* DATA:
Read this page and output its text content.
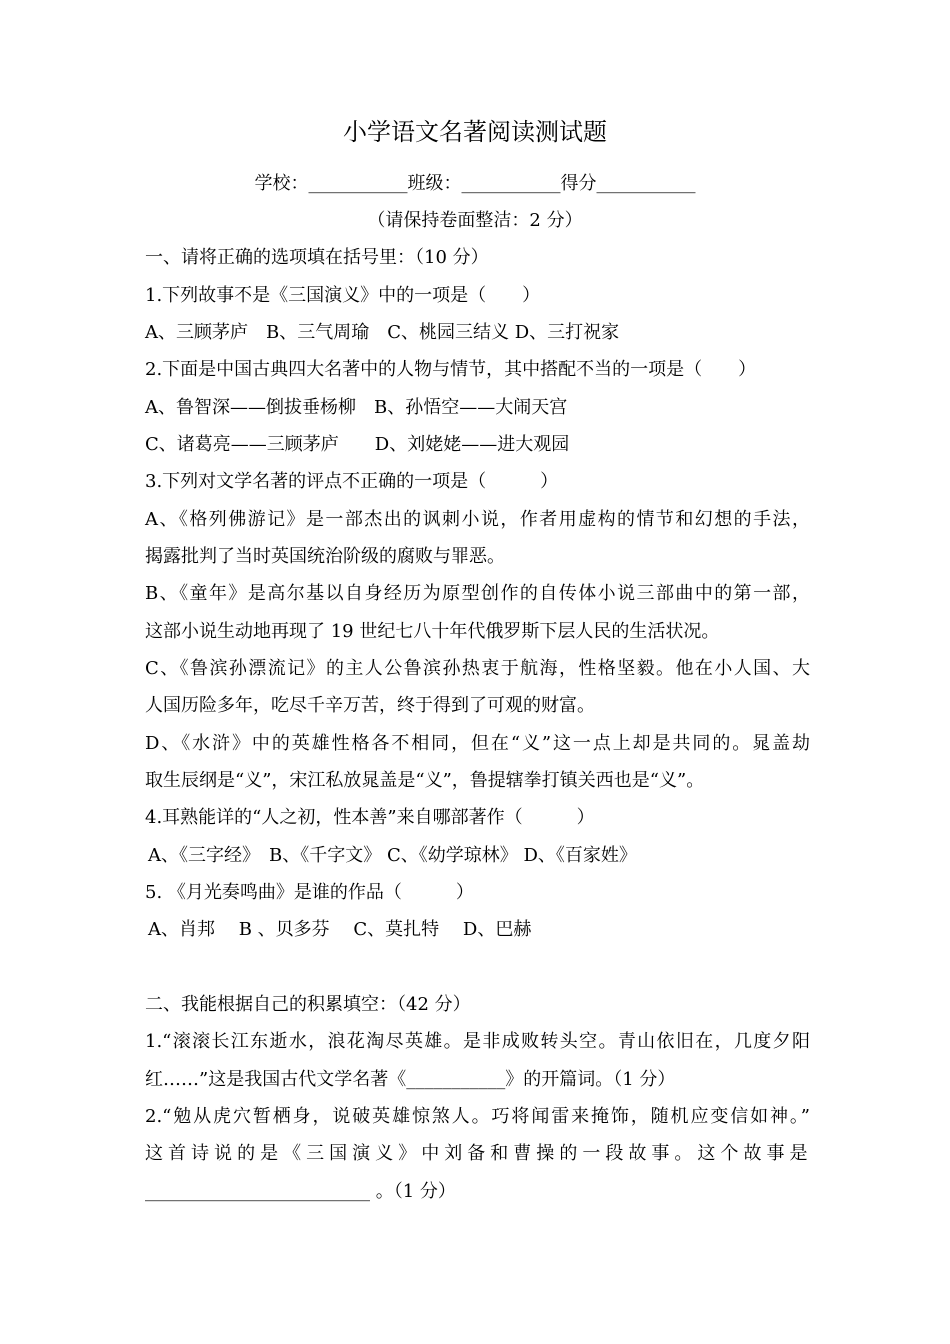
小学语文名著阅读测试题
学校：___________班级：___________得分___________
（请保持卷面整洁：2 分）
一、请将正确的选项填在括号里：（10 分）
1.下列故事不是《三国演义》中的一项是（　　）
A、三顾茅庐　B、三气周瑜　C、桃园三结义 D、三打祝家
2.下面是中国古典四大名著中的人物与情节，其中搭配不当的一项是（　　）
A、鲁智深——倒拔垂杨柳　B、孙悟空——大闹天宫
C、诸葛亮——三顾茅庐　　D、刘姥姥——进大观园
3.下列对文学名著的评点不正确的一项是（　　　）
A、《格列佛游记》是一部杰出的讽刺小说，作者用虚构的情节和幻想的手法，
揭露批判了当时英国统治阶级的腐败与罪恶。
B、《童年》是高尔基以自身经历为原型创作的自传体小说三部曲中的第一部，
这部小说生动地再现了 19 世纪七八十年代俄罗斯下层人民的生活状况。
C、《鲁滨孙漂流记》的主人公鲁滨孙热衷于航海，性格坚毅。他在小人国、大
人国历险多年，吃尽千辛万苦，终于得到了可观的财富。
D、《水浒》中的英雄性格各不相同，但在“义”这一点上却是共同的。晁盖劫
取生辰纲是“义”，宋江私放晁盖是“义”，鲁提辖拳打镇关西也是“义”。
4.耳熟能详的“人之初，性本善”来自哪部著作（　　　）
A、《三字经》　B、《千字文》 C、《幼学琼林》 D、《百家姓》
5. 《月光奏鸣曲》是谁的作品（　　　）
A、肖邦　 B 、贝多芬　 C、莫扎特　 D、巴赫
二、我能根据自己的积累填空：（42 分）
1.“滚滚长江东逝水，浪花淘尽英雄。是非成败转头空。青山依旧在，几度夕阳
红……”这是我国古代文学名著《___________》的开篇词。（1 分）
2.“勉从虎穴暂栖身，说破英雄惊煞人。巧将闻雷来掩饰，随机应变信如神。”
这首诗说的是《三国演义》中刘备和曹操的一段故事。这个故事是
_________________________ 。（1 分）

* WHAT THE TASK ASKS: None of the pictures should appear; repeat the records exactly otherwise.

* THE RESPONSE:
Read this page and output its text content.
小学语文名著阅读测试题
学校：___________班级：___________得分___________
（请保持卷面整洁：2 分）
一、请将正确的选项填在括号里：（10 分）
1.下列故事不是《三国演义》中的一项是（　　）
A、三顾茅庐　B、三气周瑜　C、桃园三结义 D、三打祝家
2.下面是中国古典四大名著中的人物与情节，其中搭配不当的一项是（　　）
A、鲁智深——倒拔垂杨柳　B、孙悟空——大闹天宫
C、诸葛亮——三顾茅庐　　D、刘姥姥——进大观园
3.下列对文学名著的评点不正确的一项是（　　　）
A、《格列佛游记》是一部杰出的讽刺小说，作者用虚构的情节和幻想的手法，
揭露批判了当时英国统治阶级的腐败与罪恶。
B、《童年》是高尔基以自身经历为原型创作的自传体小说三部曲中的第一部，
这部小说生动地再现了 19 世纪七八十年代俄罗斯下层人民的生活状况。
C、《鲁滨孙漂流记》的主人公鲁滨孙热衷于航海，性格坚毅。他在小人国、大
人国历险多年，吃尽千辛万苦，终于得到了可观的财富。
D、《水浒》中的英雄性格各不相同，但在“义”这一点上却是共同的。晁盖劫
取生辰纲是“义”，宋江私放晁盖是“义”，鲁提辖拳打镇关西也是“义”。
4.耳熟能详的“人之初，性本善”来自哪部著作（　　　）
A、《三字经》　B、《千字文》 C、《幼学琼林》 D、《百家姓》
5. 《月光奏鸣曲》是谁的作品（　　　）
A、肖邦　 B 、贝多芬　 C、莫扎特　 D、巴赫
二、我能根据自己的积累填空：（42 分）
1.“滚滚长江东逝水，浪花淘尽英雄。是非成败转头空。青山依旧在，几度夕阳
红……”这是我国古代文学名著《___________》的开篇词。（1 分）
2.“勉从虎穴暂栖身，说破英雄惊煞人。巧将闻雷来掩饰，随机应变信如神。”
这首诗说的是《三国演义》中刘备和曹操的一段故事。这个故事是
_________________________ 。（1 分）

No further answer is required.